Try it =
Please write the data out once more, exactly as it is given.
[[ Records for this task, beginning ]]
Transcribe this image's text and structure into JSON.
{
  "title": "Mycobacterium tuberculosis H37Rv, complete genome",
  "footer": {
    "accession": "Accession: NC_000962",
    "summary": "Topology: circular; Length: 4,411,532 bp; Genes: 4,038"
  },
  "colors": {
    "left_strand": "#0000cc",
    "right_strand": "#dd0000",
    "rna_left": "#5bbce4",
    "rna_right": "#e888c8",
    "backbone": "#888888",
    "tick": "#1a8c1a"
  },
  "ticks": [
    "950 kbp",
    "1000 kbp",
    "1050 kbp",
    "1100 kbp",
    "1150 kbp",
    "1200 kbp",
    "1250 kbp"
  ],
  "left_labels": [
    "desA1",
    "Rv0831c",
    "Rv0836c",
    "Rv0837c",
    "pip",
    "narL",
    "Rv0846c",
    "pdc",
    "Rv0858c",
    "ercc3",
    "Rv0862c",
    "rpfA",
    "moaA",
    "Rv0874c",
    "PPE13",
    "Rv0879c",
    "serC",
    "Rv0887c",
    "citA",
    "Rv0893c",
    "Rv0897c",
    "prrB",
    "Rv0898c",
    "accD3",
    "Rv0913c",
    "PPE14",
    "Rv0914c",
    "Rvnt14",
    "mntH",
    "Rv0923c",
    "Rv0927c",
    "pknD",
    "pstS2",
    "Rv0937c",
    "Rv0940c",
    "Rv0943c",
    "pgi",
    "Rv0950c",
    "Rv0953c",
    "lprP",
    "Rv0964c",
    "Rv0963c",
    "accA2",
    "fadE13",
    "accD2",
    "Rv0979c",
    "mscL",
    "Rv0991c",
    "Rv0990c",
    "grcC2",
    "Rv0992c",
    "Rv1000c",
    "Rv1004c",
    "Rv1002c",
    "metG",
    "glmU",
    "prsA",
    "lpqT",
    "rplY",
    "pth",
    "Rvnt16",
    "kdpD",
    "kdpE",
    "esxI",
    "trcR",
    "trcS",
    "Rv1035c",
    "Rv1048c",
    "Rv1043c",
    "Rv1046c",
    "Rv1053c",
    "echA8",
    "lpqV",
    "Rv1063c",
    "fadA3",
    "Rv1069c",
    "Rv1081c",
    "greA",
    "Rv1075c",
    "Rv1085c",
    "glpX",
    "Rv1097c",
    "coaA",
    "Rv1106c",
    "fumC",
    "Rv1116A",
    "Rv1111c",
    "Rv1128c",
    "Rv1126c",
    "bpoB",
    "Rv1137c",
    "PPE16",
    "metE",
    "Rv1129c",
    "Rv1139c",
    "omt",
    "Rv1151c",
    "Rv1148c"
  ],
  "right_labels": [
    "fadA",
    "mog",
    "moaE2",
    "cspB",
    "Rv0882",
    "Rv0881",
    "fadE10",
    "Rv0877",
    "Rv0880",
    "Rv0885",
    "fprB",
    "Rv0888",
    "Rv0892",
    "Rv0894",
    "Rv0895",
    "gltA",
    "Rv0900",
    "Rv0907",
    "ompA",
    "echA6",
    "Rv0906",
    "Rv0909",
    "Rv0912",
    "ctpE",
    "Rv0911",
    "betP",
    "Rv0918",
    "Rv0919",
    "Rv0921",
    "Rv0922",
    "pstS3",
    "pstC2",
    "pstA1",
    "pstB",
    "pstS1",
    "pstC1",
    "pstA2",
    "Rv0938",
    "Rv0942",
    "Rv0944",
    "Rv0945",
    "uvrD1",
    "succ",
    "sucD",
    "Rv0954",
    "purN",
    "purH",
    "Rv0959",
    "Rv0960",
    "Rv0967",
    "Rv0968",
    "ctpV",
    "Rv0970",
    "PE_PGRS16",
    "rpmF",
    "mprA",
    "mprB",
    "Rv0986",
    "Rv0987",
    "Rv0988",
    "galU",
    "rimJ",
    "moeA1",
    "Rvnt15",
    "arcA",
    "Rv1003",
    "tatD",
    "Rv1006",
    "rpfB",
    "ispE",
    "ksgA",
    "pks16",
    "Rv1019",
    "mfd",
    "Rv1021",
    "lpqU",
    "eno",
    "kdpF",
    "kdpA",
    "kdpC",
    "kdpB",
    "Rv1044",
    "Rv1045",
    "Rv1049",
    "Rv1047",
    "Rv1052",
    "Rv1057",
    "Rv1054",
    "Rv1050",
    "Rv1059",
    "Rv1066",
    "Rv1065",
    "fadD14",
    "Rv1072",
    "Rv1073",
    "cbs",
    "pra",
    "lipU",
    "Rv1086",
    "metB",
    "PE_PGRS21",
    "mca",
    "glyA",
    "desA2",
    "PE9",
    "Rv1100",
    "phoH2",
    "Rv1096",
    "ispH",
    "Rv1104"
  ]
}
[[ Records for this task, end ]]
Exercise answer =
Transcribe this image's text and structure into JSON.
{
  "title": "Mycobacterium tuberculosis H37Rv, complete genome",
  "footer": {
    "accession": "Accession: NC_000962",
    "summary": "Topology: circular; Length: 4,411,532 bp; Genes: 4,038"
  },
  "colors": {
    "left_strand": "#0000cc",
    "right_strand": "#dd0000",
    "rna_left": "#5bbce4",
    "rna_right": "#e888c8",
    "backbone": "#888888",
    "tick": "#1a8c1a"
  },
  "ticks": [
    "950 kbp",
    "1000 kbp",
    "1050 kbp",
    "1100 kbp",
    "1150 kbp",
    "1200 kbp",
    "1250 kbp"
  ],
  "left_labels": [
    "desA1",
    "Rv0831c",
    "Rv0836c",
    "Rv0837c",
    "pip",
    "narL",
    "Rv0846c",
    "pdc",
    "Rv0858c",
    "ercc3",
    "Rv0862c",
    "rpfA",
    "moaA",
    "Rv0874c",
    "PPE13",
    "Rv0879c",
    "serC",
    "Rv0887c",
    "citA",
    "Rv0893c",
    "Rv0897c",
    "prrB",
    "Rv0898c",
    "accD3",
    "Rv0913c",
    "PPE14",
    "Rv0914c",
    "Rvnt14",
    "mntH",
    "Rv0923c",
    "Rv0927c",
    "pknD",
    "pstS2",
    "Rv0937c",
    "Rv0940c",
    "Rv0943c",
    "pgi",
    "Rv0950c",
    "Rv0953c",
    "lprP",
    "Rv0964c",
    "Rv0963c",
    "accA2",
    "fadE13",
    "accD2",
    "Rv0979c",
    "mscL",
    "Rv0991c",
    "Rv0990c",
    "grcC2",
    "Rv0992c",
    "Rv1000c",
    "Rv1004c",
    "Rv1002c",
    "metG",
    "glmU",
    "prsA",
    "lpqT",
    "rplY",
    "pth",
    "Rvnt16",
    "kdpD",
    "kdpE",
    "esxI",
    "trcR",
    "trcS",
    "Rv1035c",
    "Rv1048c",
    "Rv1043c",
    "Rv1046c",
    "Rv1053c",
    "echA8",
    "lpqV",
    "Rv1063c",
    "fadA3",
    "Rv1069c",
    "Rv1081c",
    "greA",
    "Rv1075c",
    "Rv1085c",
    "glpX",
    "Rv1097c",
    "coaA",
    "Rv1106c",
    "fumC",
    "Rv1116A",
    "Rv1111c",
    "Rv1128c",
    "Rv1126c",
    "bpoB",
    "Rv1137c",
    "PPE16",
    "metE",
    "Rv1129c",
    "Rv1139c",
    "omt",
    "Rv1151c",
    "Rv1148c"
  ],
  "right_labels": [
    "fadA",
    "mog",
    "moaE2",
    "cspB",
    "Rv0882",
    "Rv0881",
    "fadE10",
    "Rv0877",
    "Rv0880",
    "Rv0885",
    "fprB",
    "Rv0888",
    "Rv0892",
    "Rv0894",
    "Rv0895",
    "gltA",
    "Rv0900",
    "Rv0907",
    "ompA",
    "echA6",
    "Rv0906",
    "Rv0909",
    "Rv0912",
    "ctpE",
    "Rv0911",
    "betP",
    "Rv0918",
    "Rv0919",
    "Rv0921",
    "Rv0922",
    "pstS3",
    "pstC2",
    "pstA1",
    "pstB",
    "pstS1",
    "pstC1",
    "pstA2",
    "Rv0938",
    "Rv0942",
    "Rv0944",
    "Rv0945",
    "uvrD1",
    "succ",
    "sucD",
    "Rv0954",
    "purN",
    "purH",
    "Rv0959",
    "Rv0960",
    "Rv0967",
    "Rv0968",
    "ctpV",
    "Rv0970",
    "PE_PGRS16",
    "rpmF",
    "mprA",
    "mprB",
    "Rv0986",
    "Rv0987",
    "Rv0988",
    "galU",
    "rimJ",
    "moeA1",
    "Rvnt15",
    "arcA",
    "Rv1003",
    "tatD",
    "Rv1006",
    "rpfB",
    "ispE",
    "ksgA",
    "pks16",
    "Rv1019",
    "mfd",
    "Rv1021",
    "lpqU",
    "eno",
    "kdpF",
    "kdpA",
    "kdpC",
    "kdpB",
    "Rv1044",
    "Rv1045",
    "Rv1049",
    "Rv1047",
    "Rv1052",
    "Rv1057",
    "Rv1054",
    "Rv1050",
    "Rv1059",
    "Rv1066",
    "Rv1065",
    "fadD14",
    "Rv1072",
    "Rv1073",
    "cbs",
    "pra",
    "lipU",
    "Rv1086",
    "metB",
    "PE_PGRS21",
    "mca",
    "glyA",
    "desA2",
    "PE9",
    "Rv1100",
    "phoH2",
    "Rv1096",
    "ispH",
    "Rv1104"
  ]
}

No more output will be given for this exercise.